■ Short problem: Find the word "Bistouri" in the records below. List each line containing it.

::: Excerpted data

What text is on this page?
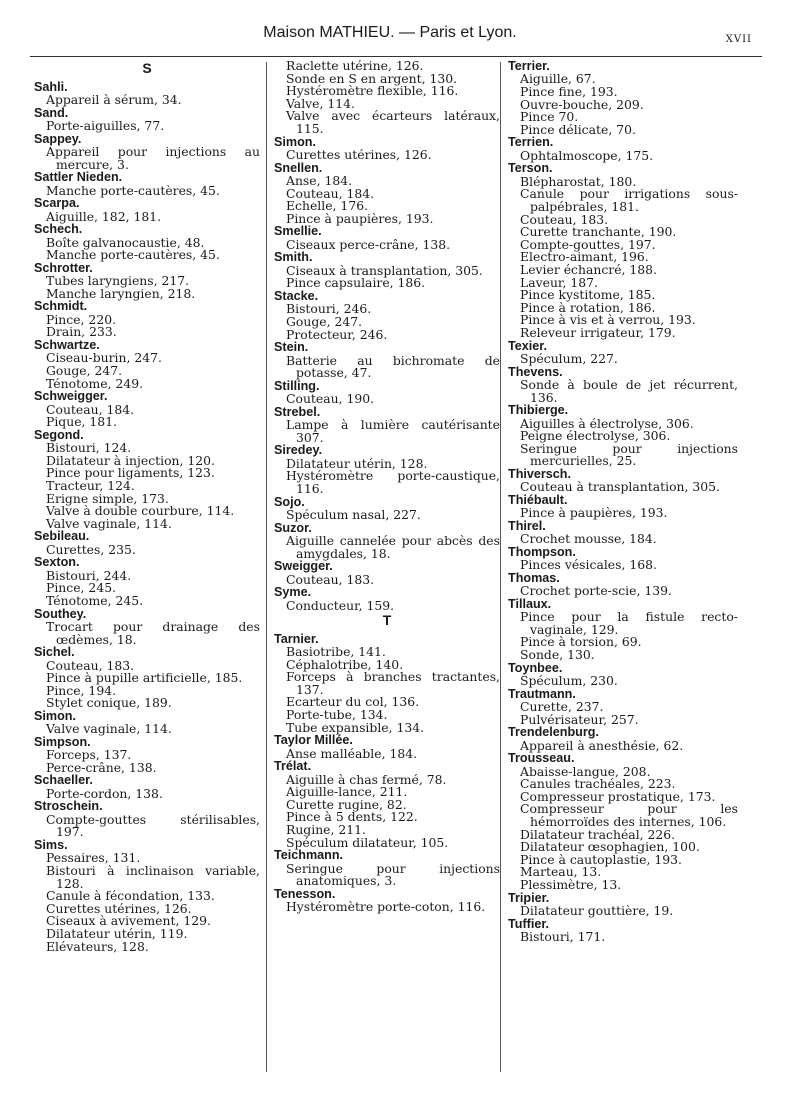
Maison MATHIEU. — Paris et Lyon.	XVII
S
Sahli.
Appareil à sérum, 34.
Sand.
Porte-aiguilles, 77.
Sappey.
Appareil pour injections au mercure, 3.
Sattler Nieden.
Manche porte-cautères, 45.
Scarpa.
Aiguille, 182, 181.
Schech.
Boîte galvanocaustie, 48.
Manche porte-cautères, 45.
Schrotter.
Tubes laryngiens, 217.
Manche laryngien, 218.
Schmidt.
Pince, 220.
Drain, 233.
Schwartze.
Ciseau-burin, 247.
Gouge, 247.
Ténotome, 249.
Schweigger.
Couteau, 184.
Pique, 181.
Segond.
Bistouri, 124.
Dilatateur à injection, 120.
Pince pour ligaments, 123.
Tracteur, 124.
Erigne simple, 173.
Valve à double courbure, 114.
Valve vaginale, 114.
Sebileau.
Curettes, 235.
Sexton.
Bistouri, 244.
Pince, 245.
Ténotome, 245.
Southey.
Trocart pour drainage des œdèmes, 18.
Sichel.
Couteau, 183.
Pince à pupille artificielle, 185.
Pince, 194.
Stylet conique, 189.
Simon.
Valve vaginale, 114.
Simpson.
Forceps, 137.
Perce-crâne, 138.
Schaeller.
Porte-cordon, 138.
Stroschein.
Compte-gouttes stérilisables, 197.
Sims.
Pessaires, 131.
Bistouri à inclinaison variable, 128.
Canule à fécondation, 133.
Curettes utérines, 126.
Ciseaux à avivement, 129.
Dilatateur utérin, 119.
Elévateurs, 128.
Raclette utérine, 126.
Sonde en S en argent, 130.
Hystéromètre flexible, 116.
Valve, 114.
Valve avec écarteurs latéraux, 115.
Simon.
Curettes utérines, 126.
Snellen.
Anse, 184.
Couteau, 184.
Echelle, 176.
Pince à paupières, 193.
Smellie.
Ciseaux perce-crâne, 138.
Smith.
Ciseaux à transplantation, 305.
Pince capsulaire, 186.
Stacke.
Bistouri, 246.
Gouge, 247.
Protecteur, 246.
Stein.
Batterie au bichromate de potasse, 47.
Stilling.
Couteau, 190.
Strebel.
Lampe à lumière cautérisante 307.
Siredey.
Dilatateur utérin, 128.
Hystéromètre porte-caustique, 116.
Sojo.
Spéculum nasal, 227.
Suzor.
Aiguille cannelée pour abcès des amygdales, 18.
Sweigger.
Couteau, 183.
Syme.
Conducteur, 159.
T
Tarnier.
Basiotribe, 141.
Céphalotribe, 140.
Forceps à branches tractantes, 137.
Ecarteur du col, 136.
Porte-tube, 134.
Tube expansible, 134.
Taylor Millée.
Anse malléable, 184.
Trélat.
Aiguille à chas fermé, 78.
Aiguille-lance, 211.
Curette rugine, 82.
Pince à 5 dents, 122.
Rugine, 211.
Spéculum dilatateur, 105.
Teichmann.
Seringue pour injections anatomiques, 3.
Tenesson.
Hystéromètre porte-coton, 116.
Terrier.
Aiguille, 67.
Pince fine, 193.
Ouvre-bouche, 209.
Pince 70.
Pince délicate, 70.
Terrien.
Ophtalmoscope, 175.
Terson.
Blépharostat, 180.
Canule pour irrigations sous-palpébrales, 181.
Couteau, 183.
Curette tranchante, 190.
Compte-gouttes, 197.
Electro-aimant, 196.
Levier échancré, 188.
Laveur, 187.
Pince kystitome, 185.
Pince à rotation, 186.
Pince à vis et à verrou, 193.
Releveur irrigateur, 179.
Texier.
Spéculum, 227.
Thevens.
Sonde à boule de jet récurrent, 136.
Thibierge.
Aiguilles à électrolyse, 306.
Peigne électrolyse, 306.
Seringue pour injections mercurielles, 25.
Thiversch.
Couteau à transplantation, 305.
Thiébault.
Pince à paupières, 193.
Thirel.
Crochet mousse, 184.
Thompson.
Pinces vésicales, 168.
Thomas.
Crochet porte-scie, 139.
Tillaux.
Pince pour la fistule recto-vaginale, 129.
Pince à torsion, 69.
Sonde, 130.
Toynbee.
Spéculum, 230.
Trautmann.
Curette, 237.
Pulvérisateur, 257.
Trendelenburg.
Appareil à anesthésie, 62.
Trousseau.
Abaisse-langue, 208.
Canules trachéales, 223.
Compresseur prostatique, 173.
Compresseur pour les hémorroïdes des internes, 106.
Dilatateur trachéal, 226.
Dilatateur œsophagien, 100.
Pince à cautoplastie, 193.
Marteau, 13.
Plessimètre, 13.
Tripier.
Dilatateur gouttière, 19.
Tuffier.
Bistouri, 171.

::::::

■ Answer for the task:
Bistouri, 124.
Bistouri, 244.
Bistouri à inclinaison variable, 128.
Bistouri, 246.
Bistouri, 171.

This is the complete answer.